Your task »
Reproduce verbatim the lines running from the line containing "arrow-electric-icon xyxy=(38,562,43,568)" through the line containing "wavelength-tick: $10^1$ xyxy=(431,908,440,917)", with both of those lines included.
=== Given entries ===
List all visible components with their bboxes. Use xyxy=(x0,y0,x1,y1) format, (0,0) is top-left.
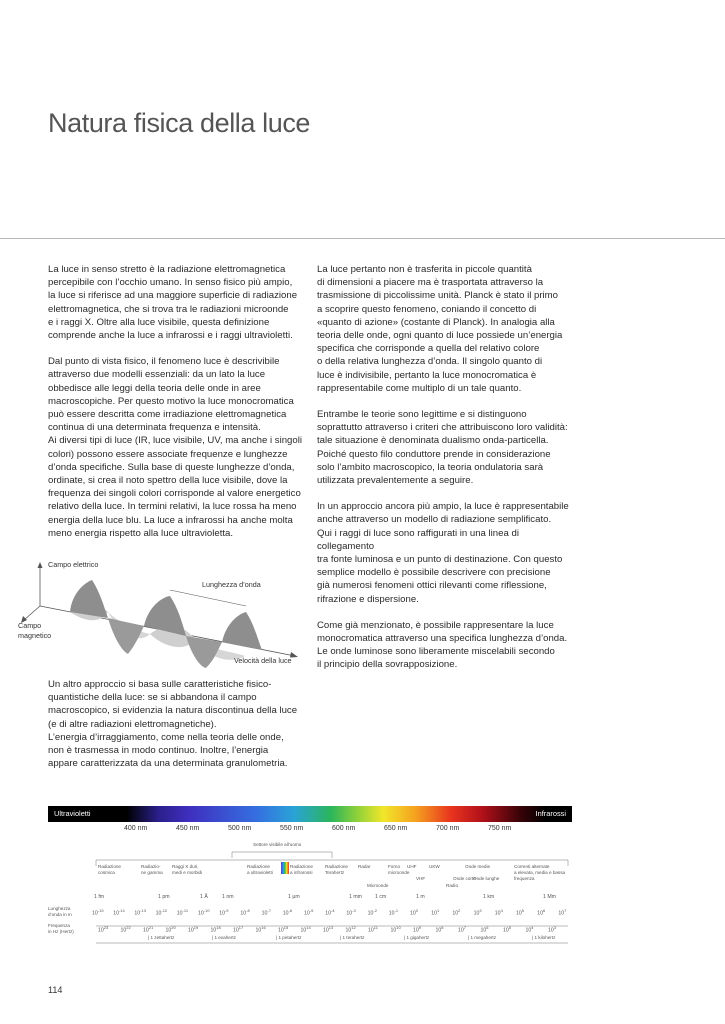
arrow-electric-icon xyxy=(38,562,43,568)
page-title: Natura fisica della luce xyxy=(48,108,311,138)
frequency-exponent: 17 xyxy=(238,925,244,930)
frequency-exponent: 4 xyxy=(531,925,534,930)
frequency-tick: $10^4$ xyxy=(525,925,534,934)
nm-tick-label: 750 nm xyxy=(488,825,512,832)
frequency-exponent: 7 xyxy=(463,925,467,930)
wavelength-exponent: -9 xyxy=(224,908,229,913)
header-divider xyxy=(0,238,725,239)
frequency-exponent: 22 xyxy=(126,925,131,930)
wavelength-exponent: -4 xyxy=(330,908,335,913)
visible-sector-label: Settore visibile all’uomo xyxy=(253,842,302,847)
frequency-tick: $10^{15}$ xyxy=(278,925,289,934)
wavelength-exponent: 0 xyxy=(415,908,419,913)
frequency-tick: $10^{21}$ xyxy=(143,925,154,934)
wavelength-tick: $10^1$ xyxy=(431,908,440,917)
sub-band-label: Onde corte xyxy=(453,876,476,881)
wavelength-tick: $10^3$ xyxy=(473,908,482,917)
label-magnetic-field: Campo magnetico xyxy=(18,621,52,640)
wavelength-exponent: -15 xyxy=(97,908,104,913)
wavelength-tick: $10^{-3}$ xyxy=(346,908,356,917)
wavelength-tick: $10^4$ xyxy=(494,908,503,917)
band-label: Onde medie xyxy=(465,864,491,869)
frequency-tick: $10^{19}$ xyxy=(188,925,199,934)
band-label: UHF xyxy=(407,864,417,869)
frequency-exponent: 19 xyxy=(193,925,199,930)
wavelength-exponent: 3 xyxy=(479,908,482,913)
paragraph: La luce in senso stretto è la radiazione elettromagnetica percepibile con l’occhio umano. In senso fisico più ampio, la luce si riferisce ad una maggiore superficie di radiazione elettromagnetica, che si trova tra le radiazioni microonde e i raggi X. Oltre alla luce visibile, questa definizione comprende anche la luce a infrarossi e i raggi ultravioletti. xyxy=(48,264,298,342)
frequency-tick: $10^{10}$ xyxy=(390,925,401,934)
wavelength-exponent: -13 xyxy=(140,908,146,913)
frequency-tick: $10^{13}$ xyxy=(323,925,334,934)
frequency-tick: $10^{11}$ xyxy=(368,925,378,934)
nm-tick-label: 550 nm xyxy=(280,825,304,832)
wavelength-tick: $10^2$ xyxy=(452,908,461,917)
sub-band-label: VHF xyxy=(416,876,426,881)
wavelength-exponent: -5 xyxy=(309,908,314,913)
scale-unit-label: 1 pm xyxy=(158,894,170,900)
paragraph: Dal punto di vista fisico, il fenomeno luce è descrivibile attraverso due modelli essenziali: da un lato la luce obbedisce alle leggi della teoria delle onde in aree macroscopiche. Per questo motivo la luce monocromatica può essere descritta come irradiazione elettromagnetica continua di una determinata frequenza e intensità. Ai diversi tipi di luce (IR, luce visibile, UV, ma anche i singoli colori) possono essere associate frequenze e lunghezze d’onda specifiche. Sulla base di queste lunghezze d’onda, ordinate, si crea il noto spettro della luce visibile, dove la frequenza dei singoli colori corrisponde al valore energetico relativo della luce. In termini relativi, la luce rossa ha meno energia della luce blu. La luce a infrarossi ha anche molta meno energia rispetto alla luce ultravioletta. xyxy=(48,356,302,539)
wavelength-exponent: 2 xyxy=(458,908,461,913)
band-label: Forno microonde xyxy=(388,864,410,875)
frequency-tick: $10^{17}$ xyxy=(233,925,244,934)
frequency-exponent: 8 xyxy=(441,925,444,930)
frequency-tick: $10^{20}$ xyxy=(165,925,176,934)
wavelength-exponent: -14 xyxy=(118,908,125,913)
scale-unit-label: 1 Å xyxy=(200,894,208,900)
frequency-axis-label: Frequenza in Hz (Hertz) xyxy=(48,923,74,934)
wavelength-tick: $10^{-10}$ xyxy=(198,908,210,917)
scale-unit-label: 1 Mm xyxy=(543,894,556,900)
frequency-tick: $10^{12}$ xyxy=(345,925,356,934)
band-label: Radiazione Terahertz xyxy=(325,864,348,875)
band-label: Radar xyxy=(358,864,371,869)
wavelength-exponent: 4 xyxy=(500,908,503,913)
wavelength-tick: $10^{-12}$ xyxy=(155,908,168,917)
nm-tick-label: 450 nm xyxy=(176,825,200,832)
band-label: Radiazio- ne gamma xyxy=(141,864,163,875)
band-label: Radiazione a ultravioletti xyxy=(247,864,273,875)
scale-unit-label: 1 km xyxy=(483,894,495,900)
frequency-tick: $10^3$ xyxy=(548,925,557,934)
wavelength-tick: $10^{-13}$ xyxy=(134,908,146,917)
frequency-unit-label: | 1 petahertz xyxy=(276,935,302,940)
wave-figure xyxy=(0,552,310,670)
wavelength-tick: $10^{-7}$ xyxy=(261,908,271,917)
nm-tick-label: 650 nm xyxy=(384,825,408,832)
wavelength-exponent: -1 xyxy=(394,908,399,913)
paragraph: La luce pertanto non è trasferita in piccole quantità di dimensioni a piacere ma è trasportata attraverso la trasmissione di piccolissime unità. Planck è stato il primo a scoprire questo fenomeno, coniando il concetto di «quanto di azione» (costante di Planck). In analogia alla teoria delle onde, ogni quanto di luce possiede un’energia specifica che corrisponde a quella del relativo colore o della relativa lunghezza d’onda. Il singolo quanto di luce è indivisibile, pertanto la luce monocromatica è rappresentabile come multiplo di un tale quanto. xyxy=(317,264,563,394)
paragraph: Un altro approccio si basa sulle caratteristiche fisico- quantistiche della luce: se si abbandona il campo macroscopico, si evidenzia la natura discontinua della luce (e di altre radiazioni elettromagnetiche). L’energia d’irraggiamento, come nella teoria delle onde, non è trasmessa in modo continuo. Inoltre, l’energia appare caratterizzata da una determinata granulometria. xyxy=(48,679,298,770)
paragraph: Entrambe le teorie sono legittime e si distinguono soprattutto attraverso i criteri che attribuiscono loro validità: tale situazione è denominata dualismo onda-particella. Poiché questo filo conduttore prende in considerazione solo l’ambito macroscopico, la teoria ondulatoria sarà utilizzata prevalentemente a seguire. xyxy=(317,409,568,487)
right-column xyxy=(317,263,575,685)
scale-unit-label: 1 m xyxy=(416,894,425,900)
scale-unit-label: 1 μm xyxy=(288,894,300,900)
band-label: UKW xyxy=(429,864,440,869)
wavelength-axis-label: Lunghezza d’onda in m xyxy=(48,906,72,917)
sub-band-label: Onde lunghe xyxy=(473,876,500,881)
scale-unit-label: 1 fm xyxy=(94,894,105,900)
frequency-exponent: 15 xyxy=(283,925,289,930)
wavelength-tick: $10^{-8}$ xyxy=(240,908,250,917)
paragraph: Come già menzionato, è possibile rappresentare la luce monocromatica attraverso una specifica lunghezza d’onda. Le onde luminose sono liberamente miscelabili secondo il principio della sovrapposizione. xyxy=(317,619,568,671)
label-electric-field: Campo elettrico xyxy=(48,560,99,569)
frequency-tick: $10^{18}$ xyxy=(210,925,221,934)
label-wavelength: Lunghezza d’onda xyxy=(202,580,261,589)
wave-diagram xyxy=(0,552,310,670)
frequency-exponent: 12 xyxy=(351,925,356,930)
nm-tick-label: 500 nm xyxy=(228,825,252,832)
band-label: Correnti alternate a elevata, media e bassa frequenza xyxy=(514,864,566,881)
paragraph: In un approccio ancora più ampio, la luce è rappresentabile anche attraverso un modello di radiazione semplificato. Qui i raggi di luce sono raffigurati in una linea di collegamento tra fonte luminosa e un punto di destinazione. Con questo semplice modello è possibile descrivere con precisione già numerosi fenomeni ottici rilevanti come riflessione, rifrazione e dispersione. xyxy=(317,501,569,605)
frequency-exponent: 18 xyxy=(216,925,221,930)
left-column xyxy=(48,263,306,553)
nm-tick-label: 600 nm xyxy=(332,825,356,832)
frequency-tick: $10^{23}$ xyxy=(98,925,109,934)
wavelength-tick: $10^6$ xyxy=(537,908,546,917)
frequency-tick: $10^6$ xyxy=(480,925,489,934)
wavelength-tick: $10^{-9}$ xyxy=(219,908,229,917)
frequency-exponent: 3 xyxy=(553,925,557,930)
scale-unit-label: 1 nm xyxy=(222,894,234,900)
label-speed-of-light: Velocità della luce xyxy=(234,656,292,665)
wavelength-tick: $10^{-4}$ xyxy=(325,908,335,917)
label-infrared: Infrarossi xyxy=(535,809,566,818)
wavelength-exponent: -2 xyxy=(373,908,377,913)
spectrum-bar xyxy=(48,806,572,822)
wavelength-tick: $10^{-1}$ xyxy=(388,908,399,917)
frequency-exponent: 5 xyxy=(508,925,512,930)
axis-magnetic xyxy=(24,606,40,620)
wavelength-tick: $10^{-11}$ xyxy=(176,908,189,917)
wavelength-tick: $10^0$ xyxy=(410,908,419,917)
nm-tick-label: 400 nm xyxy=(124,825,148,832)
frequency-unit-label: | 1 zettahertz xyxy=(148,935,175,940)
wavelength-exponent: 5 xyxy=(521,908,525,913)
wavelength-exponent: -6 xyxy=(288,908,293,913)
wavelength-exponent: -3 xyxy=(352,908,356,913)
wavelength-exponent: 6 xyxy=(542,908,546,913)
frequency-exponent: 10 xyxy=(396,925,401,930)
band-label: Radiazione cosmica xyxy=(98,864,121,875)
frequency-unit-label: | 1 kilohertz xyxy=(532,935,556,940)
band-label: Raggi X duri, medi e morbidi xyxy=(172,864,203,875)
wavelength-exponent: -12 xyxy=(161,908,168,913)
scale-unit-label: 1 cm xyxy=(375,894,387,900)
frequency-tick: $10^{14}$ xyxy=(300,925,311,934)
frequency-tick: $10^7$ xyxy=(458,925,467,934)
wavelength-exponent: -11 xyxy=(182,908,189,913)
frequency-tick: $10^{22}$ xyxy=(120,925,131,934)
wavelength-tick: $10^{-2}$ xyxy=(367,908,377,917)
frequency-exponent: 21 xyxy=(148,925,154,930)
wavelength-exponent: 7 xyxy=(564,908,567,913)
scale-unit-label: 1 mm xyxy=(349,894,362,900)
sub-band-label: Microonde xyxy=(367,883,389,888)
frequency-tick: $10^{16}$ xyxy=(255,925,266,934)
page-number: 114 xyxy=(48,985,63,995)
wavelength-exponent: 1 xyxy=(436,908,440,913)
wavelength-tick: $10^{-6}$ xyxy=(282,908,293,917)
frequency-exponent: 16 xyxy=(261,925,266,930)
wavelength-tick: $10^{-14}$ xyxy=(113,908,125,917)
frequency-exponent: 9 xyxy=(418,925,422,930)
frequency-exponent: 13 xyxy=(328,925,334,930)
frequency-unit-label: | 1 megahertz xyxy=(468,935,497,940)
frequency-unit-label: | 1 terahertz xyxy=(340,935,365,940)
frequency-tick: $10^8$ xyxy=(435,925,444,934)
label-ultraviolet: Ultravioletti xyxy=(54,809,91,818)
frequency-exponent: 23 xyxy=(103,925,109,930)
frequency-exponent: 6 xyxy=(486,925,489,930)
wavelength-tick: $10^7$ xyxy=(558,908,567,917)
left-column-bottom xyxy=(48,678,310,770)
wavelength-exponent: -8 xyxy=(246,908,250,913)
frequency-tick: $10^9$ xyxy=(413,925,422,934)
frequency-exponent: 14 xyxy=(306,925,311,930)
wavelength-tick: $10^{-15}$ xyxy=(92,908,104,917)
frequency-tick: $10^5$ xyxy=(503,925,512,934)
wavelength-exponent: -10 xyxy=(203,908,210,913)
wavelength-tick: $10^5$ xyxy=(516,908,525,917)
frequency-unit-label: | 1 exahertz xyxy=(212,935,236,940)
band-label: Radiazione a infrarossi xyxy=(290,864,313,875)
wavelength-tick: $10^{-5}$ xyxy=(304,908,314,917)
sub-band-label: Radio xyxy=(446,883,459,888)
frequency-exponent: 11 xyxy=(373,925,378,930)
nm-tick-label: 700 nm xyxy=(436,825,460,832)
spectrum-figure xyxy=(48,806,572,940)
frequency-exponent: 20 xyxy=(171,925,176,930)
wavelength-exponent: -7 xyxy=(267,908,271,913)
frequency-unit-label: | 1 gigahertz xyxy=(404,935,430,940)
===
Final result »
arrow-electric-icon xyxy=(38,562,43,568)
page-title: Natura fisica della luce xyxy=(48,108,311,138)
frequency-exponent: 17 xyxy=(238,925,244,930)
frequency-exponent: 4 xyxy=(531,925,534,930)
frequency-tick: $10^4$ xyxy=(525,925,534,934)
nm-tick-label: 750 nm xyxy=(488,825,512,832)
frequency-exponent: 7 xyxy=(463,925,467,930)
wavelength-exponent: -9 xyxy=(224,908,229,913)
header-divider xyxy=(0,238,725,239)
frequency-exponent: 22 xyxy=(126,925,131,930)
wavelength-exponent: -4 xyxy=(330,908,335,913)
visible-sector-label: Settore visibile all’uomo xyxy=(253,842,302,847)
frequency-tick: $10^{15}$ xyxy=(278,925,289,934)
wavelength-exponent: 0 xyxy=(415,908,419,913)
frequency-tick: $10^{21}$ xyxy=(143,925,154,934)
wavelength-tick: $10^1$ xyxy=(431,908,440,917)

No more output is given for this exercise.